* WRITTEN PROBLEM
The listing below should be printed exactly, every line of it. Skip the pictures.

---------- RECORDS ----------

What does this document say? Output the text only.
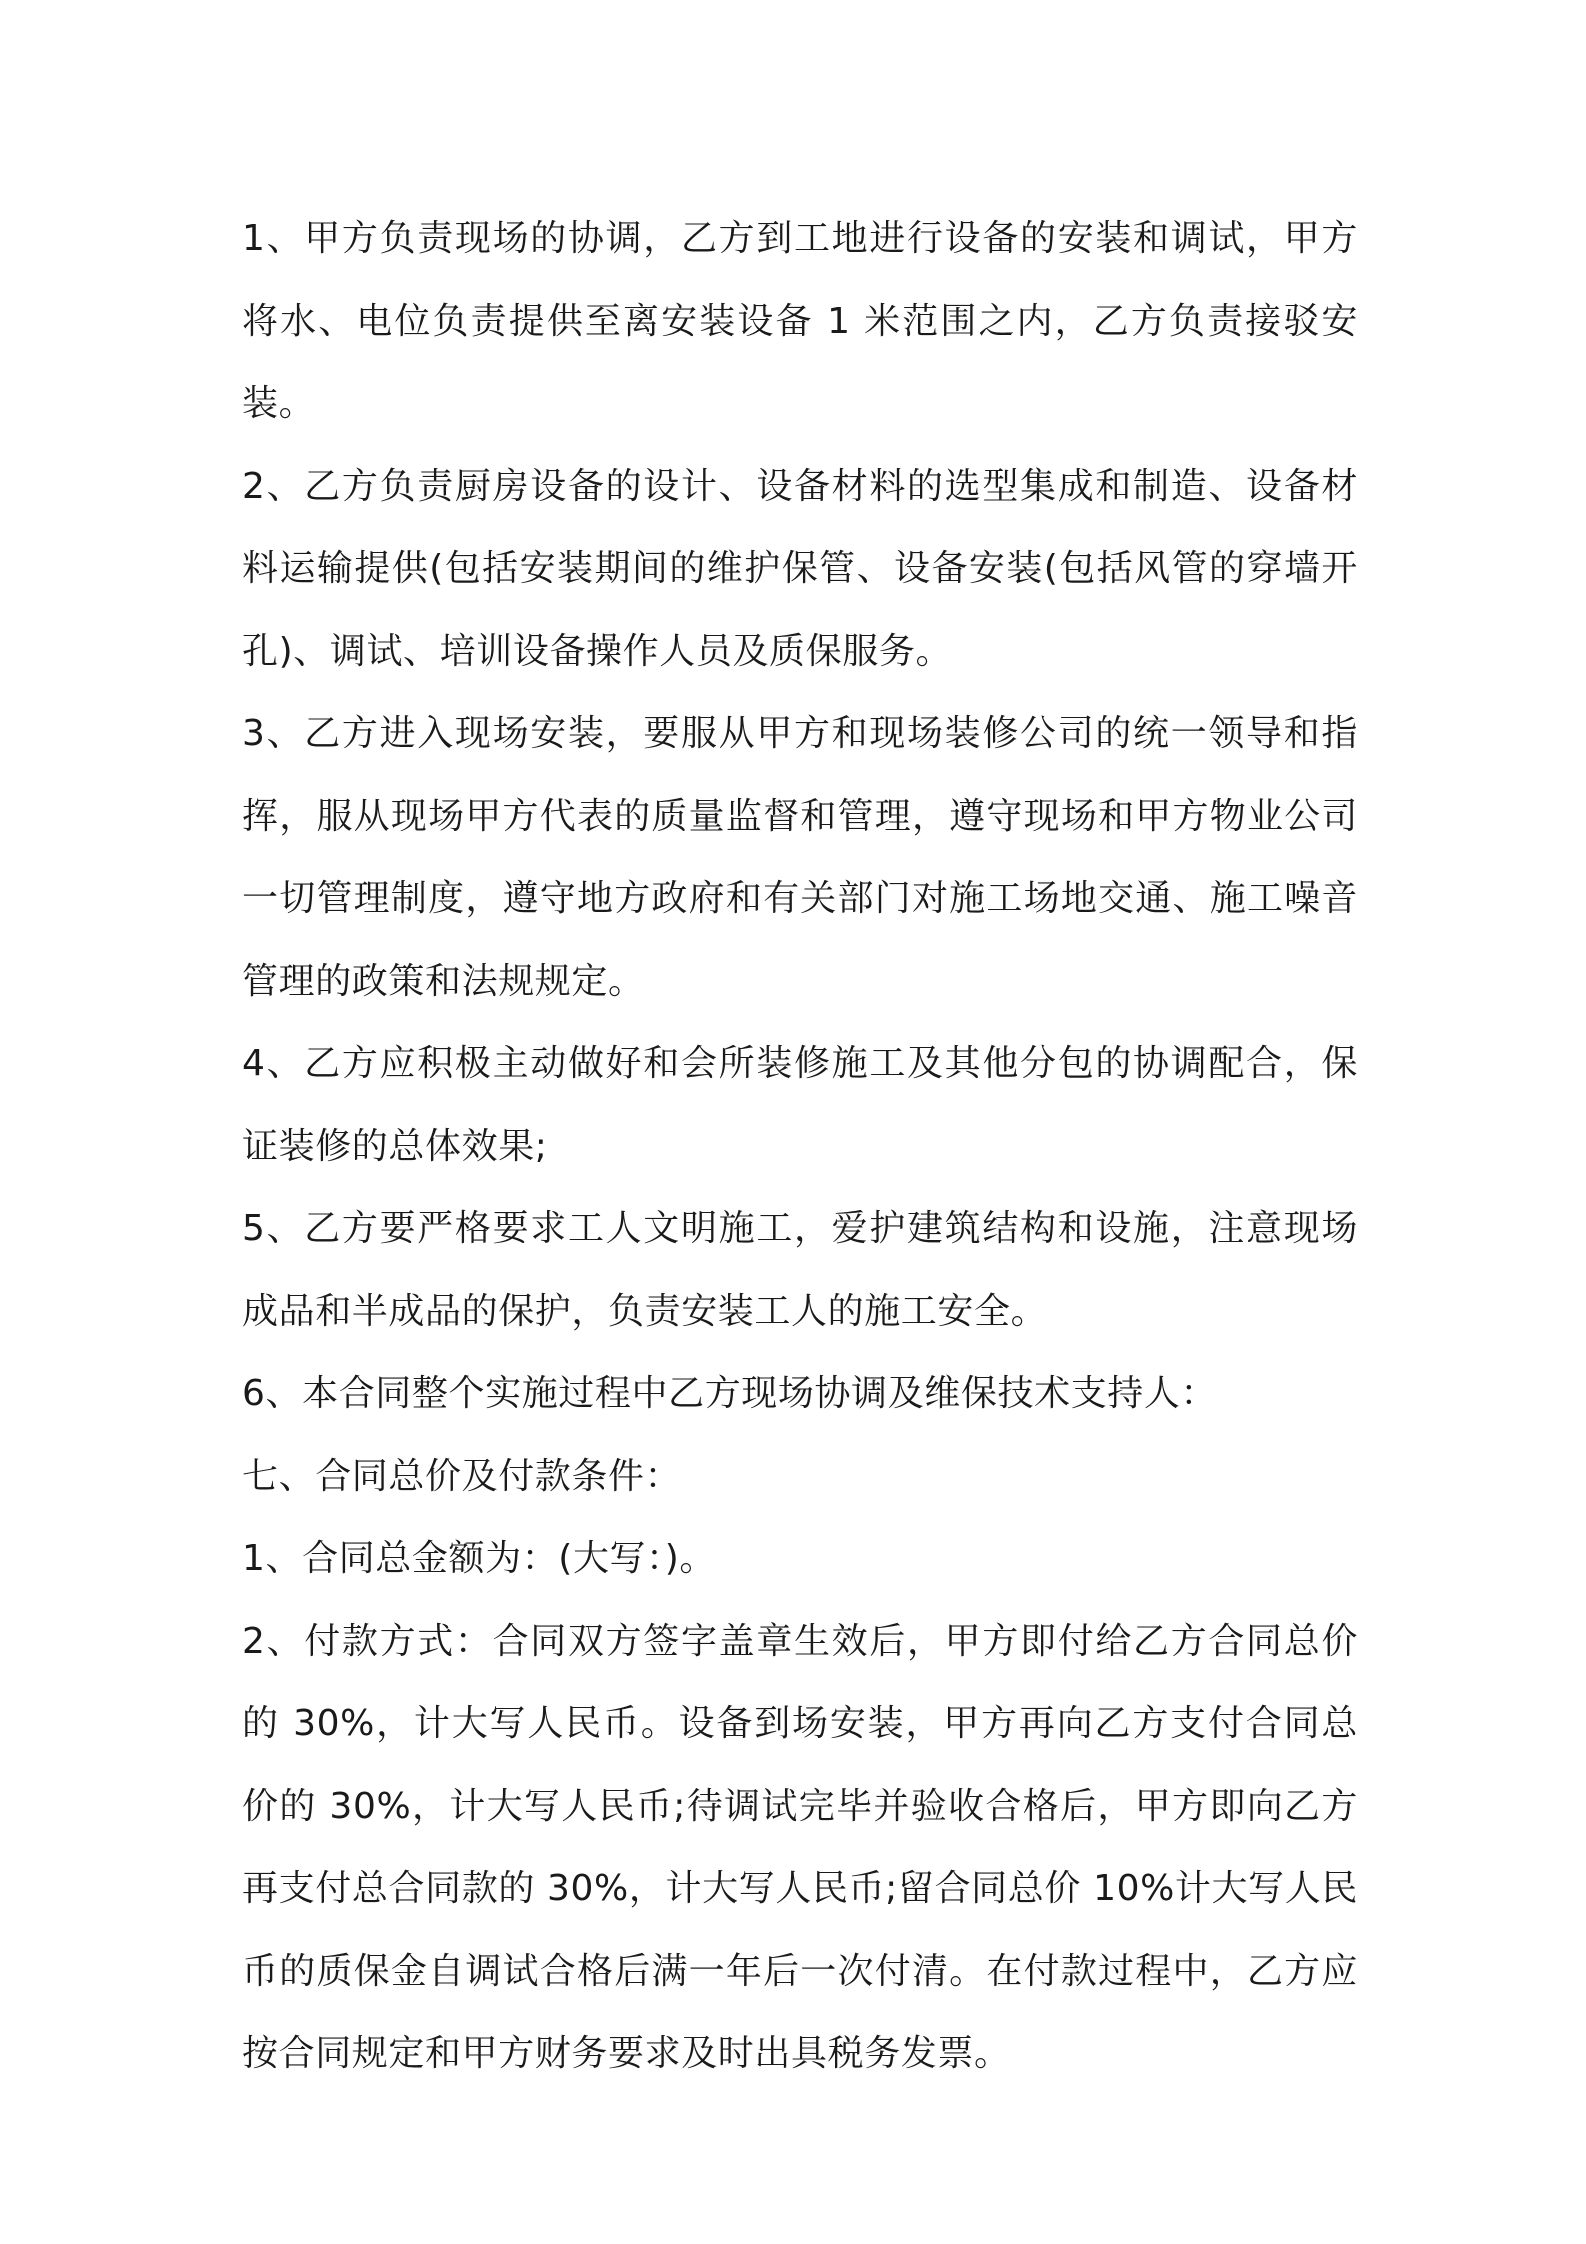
1、甲方负责现场的协调，乙方到工地进行设备的安装和调试，甲方将水、电位负责提供至离安装设备 1 米范围之内，乙方负责接驳安装。

2、乙方负责厨房设备的设计、设备材料的选型集成和制造、设备材料运输提供(包括安装期间的维护保管、设备安装(包括风管的穿墙开孔)、调试、培训设备操作人员及质保服务。

3、乙方进入现场安装，要服从甲方和现场装修公司的统一领导和指挥，服从现场甲方代表的质量监督和管理，遵守现场和甲方物业公司一切管理制度，遵守地方政府和有关部门对施工场地交通、施工噪音管理的政策和法规规定。

4、乙方应积极主动做好和会所装修施工及其他分包的协调配合，保证装修的总体效果;

5、乙方要严格要求工人文明施工，爱护建筑结构和设施，注意现场成品和半成品的保护，负责安装工人的施工安全。

6、本合同整个实施过程中乙方现场协调及维保技术支持人：

七、合同总价及付款条件：

1、合同总金额为：(大写：)。

2、付款方式：合同双方签字盖章生效后，甲方即付给乙方合同总价的 30%，计大写人民币。设备到场安装，甲方再向乙方支付合同总价的 30%，计大写人民币;待调试完毕并验收合格后，甲方即向乙方再支付总合同款的 30%，计大写人民币;留合同总价 10%计大写人民币的质保金自调试合格后满一年后一次付清。在付款过程中，乙方应按合同规定和甲方财务要求及时出具税务发票。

----------

* COMPLETE ANSWER
What does this document say? Output the text only.
1、甲方负责现场的协调，乙方到工地进行设备的安装和调试，甲方将水、电位负责提供至离安装设备 1 米范围之内，乙方负责接驳安装。

2、乙方负责厨房设备的设计、设备材料的选型集成和制造、设备材料运输提供(包括安装期间的维护保管、设备安装(包括风管的穿墙开孔)、调试、培训设备操作人员及质保服务。

3、乙方进入现场安装，要服从甲方和现场装修公司的统一领导和指挥，服从现场甲方代表的质量监督和管理，遵守现场和甲方物业公司一切管理制度，遵守地方政府和有关部门对施工场地交通、施工噪音管理的政策和法规规定。

4、乙方应积极主动做好和会所装修施工及其他分包的协调配合，保证装修的总体效果;

5、乙方要严格要求工人文明施工，爱护建筑结构和设施，注意现场成品和半成品的保护，负责安装工人的施工安全。

6、本合同整个实施过程中乙方现场协调及维保技术支持人：

七、合同总价及付款条件：

1、合同总金额为：(大写：)。

2、付款方式：合同双方签字盖章生效后，甲方即付给乙方合同总价的 30%，计大写人民币。设备到场安装，甲方再向乙方支付合同总价的 30%，计大写人民币;待调试完毕并验收合格后，甲方即向乙方再支付总合同款的 30%，计大写人民币;留合同总价 10%计大写人民币的质保金自调试合格后满一年后一次付清。在付款过程中，乙方应按合同规定和甲方财务要求及时出具税务发票。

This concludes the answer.